## TASK REQUIREMENTS
Do not copy the pictures; transcribe all other material exactly.

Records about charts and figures
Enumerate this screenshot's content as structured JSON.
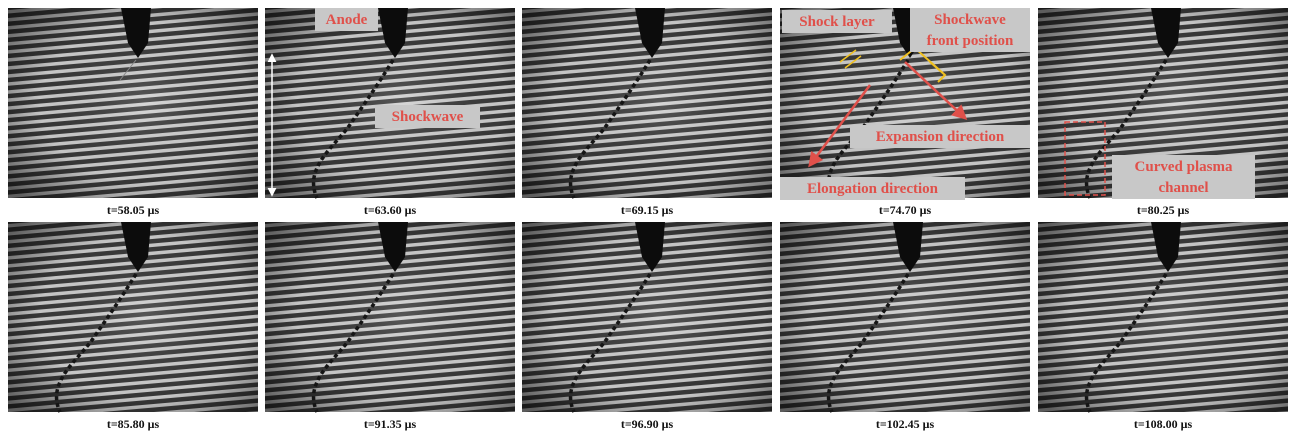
{
  "panels": [
    {
      "time": "t=58.05 μs"
    },
    {
      "time": "t=63.60 μs"
    },
    {
      "time": "t=69.15 μs"
    },
    {
      "time": "t=74.70 μs"
    },
    {
      "time": "t=80.25 μs"
    },
    {
      "time": "t=85.80 μs"
    },
    {
      "time": "t=91.35 μs"
    },
    {
      "time": "t=96.90 μs"
    },
    {
      "time": "t=102.45 μs"
    },
    {
      "time": "t=108.00 μs"
    }
  ],
  "annotations": [
    {
      "lines": [
        "Anode"
      ]
    },
    {
      "lines": [
        "Shockwave"
      ]
    },
    {
      "lines": [
        "Shock layer"
      ]
    },
    {
      "lines": [
        "Shockwave",
        "front position"
      ]
    },
    {
      "lines": [
        "Expansion direction"
      ]
    },
    {
      "lines": [
        "Elongation direction"
      ]
    },
    {
      "lines": [
        "Curved plasma",
        "channel"
      ]
    }
  ]
}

## FINISHED TASK
Enumerate this screenshot's content as structured JSON.
{
  "panels": [
    {
      "time": "t=58.05 μs"
    },
    {
      "time": "t=63.60 μs"
    },
    {
      "time": "t=69.15 μs"
    },
    {
      "time": "t=74.70 μs"
    },
    {
      "time": "t=80.25 μs"
    },
    {
      "time": "t=85.80 μs"
    },
    {
      "time": "t=91.35 μs"
    },
    {
      "time": "t=96.90 μs"
    },
    {
      "time": "t=102.45 μs"
    },
    {
      "time": "t=108.00 μs"
    }
  ],
  "annotations": [
    {
      "lines": [
        "Anode"
      ]
    },
    {
      "lines": [
        "Shockwave"
      ]
    },
    {
      "lines": [
        "Shock layer"
      ]
    },
    {
      "lines": [
        "Shockwave",
        "front position"
      ]
    },
    {
      "lines": [
        "Expansion direction"
      ]
    },
    {
      "lines": [
        "Elongation direction"
      ]
    },
    {
      "lines": [
        "Curved plasma",
        "channel"
      ]
    }
  ]
}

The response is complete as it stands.